::: Given records

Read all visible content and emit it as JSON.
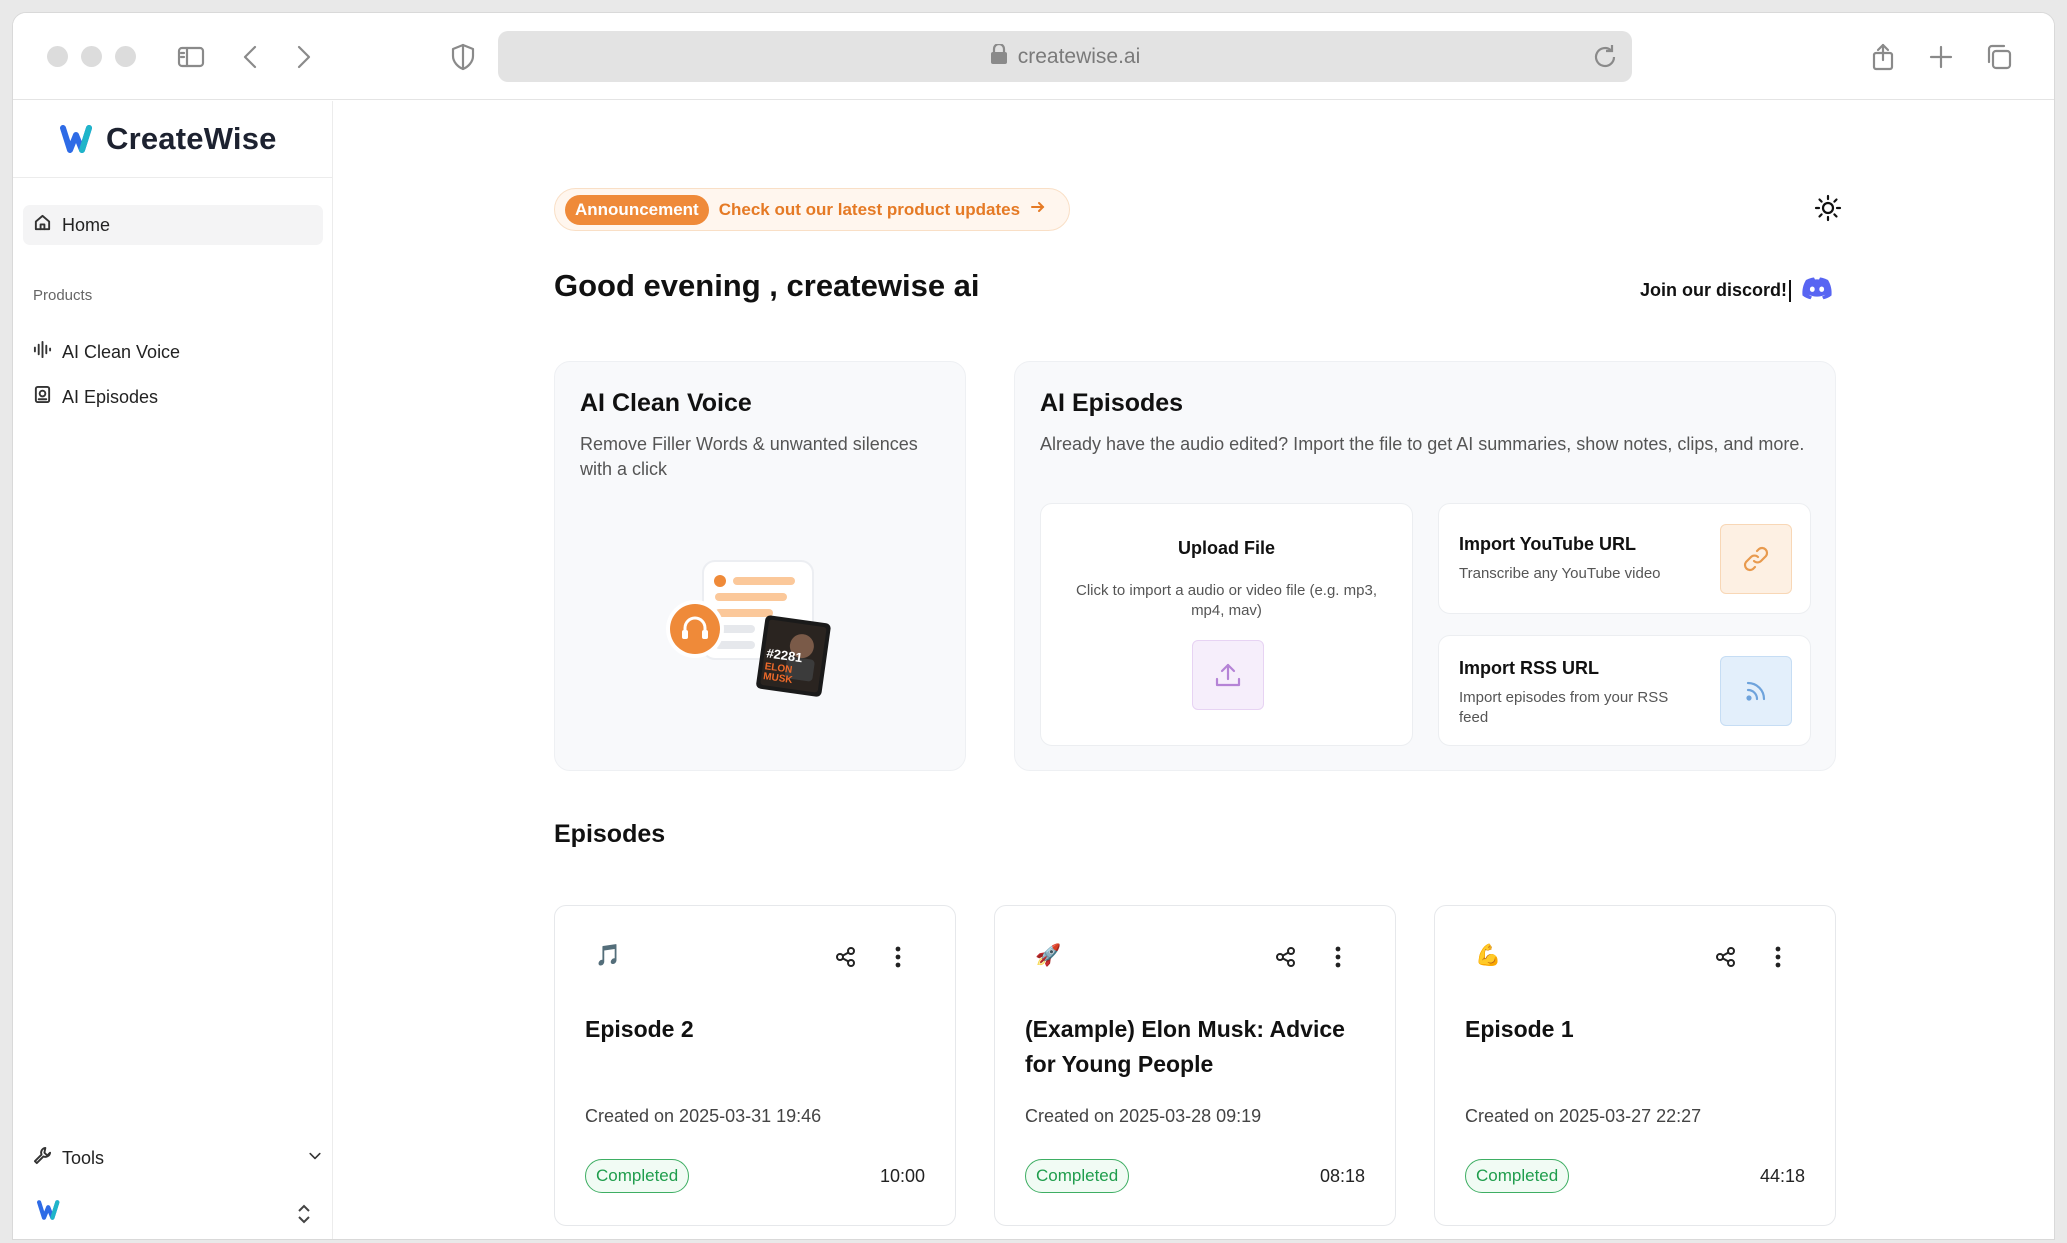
{
  "browser": {
    "url": "createwise.ai"
  },
  "brand": {
    "name": "CreateWise",
    "accent": "#ef8a39",
    "logo_blue": "#2e6be6",
    "logo_teal": "#1fb5c9"
  },
  "sidebar": {
    "home_label": "Home",
    "section_label": "Products",
    "items": [
      {
        "label": "AI Clean Voice",
        "icon": "waveform-icon"
      },
      {
        "label": "AI Episodes",
        "icon": "episodes-icon"
      }
    ],
    "tools_label": "Tools"
  },
  "header": {
    "announcement_badge": "Announcement",
    "announcement_link": "Check out our latest product updates",
    "greeting": "Good evening , createwise ai",
    "discord_label": "Join our discord!"
  },
  "cards": {
    "clean_voice": {
      "title": "AI Clean Voice",
      "description": "Remove Filler Words & unwanted silences with a click",
      "thumb_text": "#2281 ELON MUSK"
    },
    "episodes": {
      "title": "AI Episodes",
      "description": "Already have the audio edited? Import the file to get AI summaries, show notes, clips, and more.",
      "upload_title": "Upload File",
      "upload_desc": "Click to import a audio or video file (e.g. mp3, mp4, mav)",
      "youtube_title": "Import YouTube URL",
      "youtube_desc": "Transcribe any YouTube video",
      "rss_title": "Import RSS URL",
      "rss_desc": "Import episodes from your RSS feed"
    }
  },
  "episodes_section": {
    "title": "Episodes",
    "items": [
      {
        "emoji": "🎵",
        "title": "Episode 2",
        "created": "Created on 2025-03-31 19:46",
        "status": "Completed",
        "duration": "10:00"
      },
      {
        "emoji": "🚀",
        "title": "(Example) Elon Musk: Advice for Young People",
        "created": "Created on 2025-03-28 09:19",
        "status": "Completed",
        "duration": "08:18"
      },
      {
        "emoji": "💪",
        "title": "Episode 1",
        "created": "Created on 2025-03-27 22:27",
        "status": "Completed",
        "duration": "44:18"
      }
    ]
  }
}
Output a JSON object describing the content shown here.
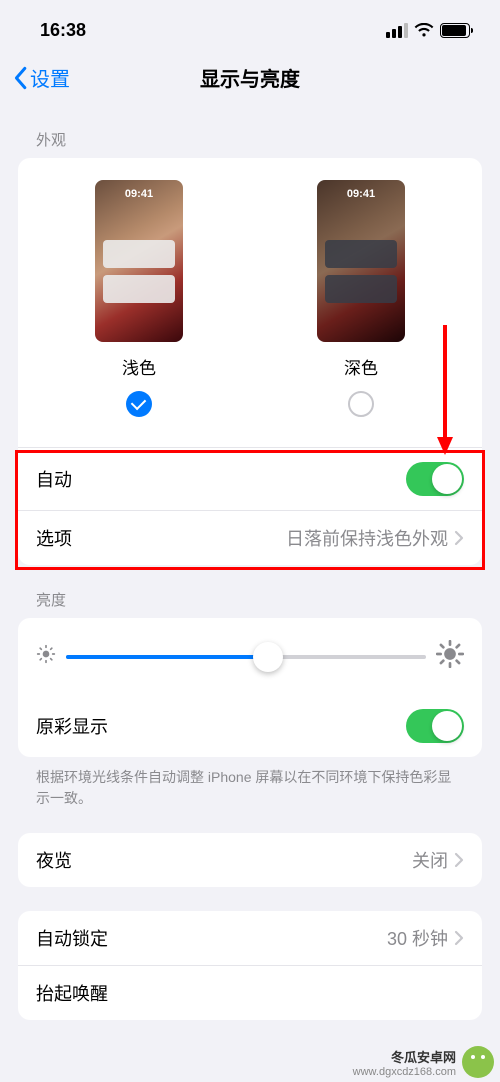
{
  "status": {
    "time": "16:38"
  },
  "nav": {
    "back": "设置",
    "title": "显示与亮度"
  },
  "sections": {
    "appearance": {
      "header": "外观",
      "light_label": "浅色",
      "dark_label": "深色",
      "preview_time": "09:41",
      "selected": "light",
      "auto_label": "自动",
      "auto_on": true,
      "options_label": "选项",
      "options_value": "日落前保持浅色外观"
    },
    "brightness": {
      "header": "亮度",
      "true_tone_label": "原彩显示",
      "true_tone_on": true,
      "footnote": "根据环境光线条件自动调整 iPhone 屏幕以在不同环境下保持色彩显示一致。",
      "slider_value": 0.56
    },
    "night_shift": {
      "label": "夜览",
      "value": "关闭"
    },
    "auto_lock": {
      "label": "自动锁定",
      "value": "30 秒钟"
    },
    "raise_to_wake": {
      "label": "抬起唤醒"
    }
  },
  "watermark": {
    "title": "冬瓜安卓网",
    "url": "www.dgxcdz168.com"
  }
}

::::::

> Problem to work on: Return every line above in which the string "audio" occurs.

> Exercise answer:
      "description": "Already have the audio edited? Import the file to get AI summaries, show notes, clips, and more.",
      "upload_desc": "Click to import a audio or video file (e.g. mp3, mp4, mav)",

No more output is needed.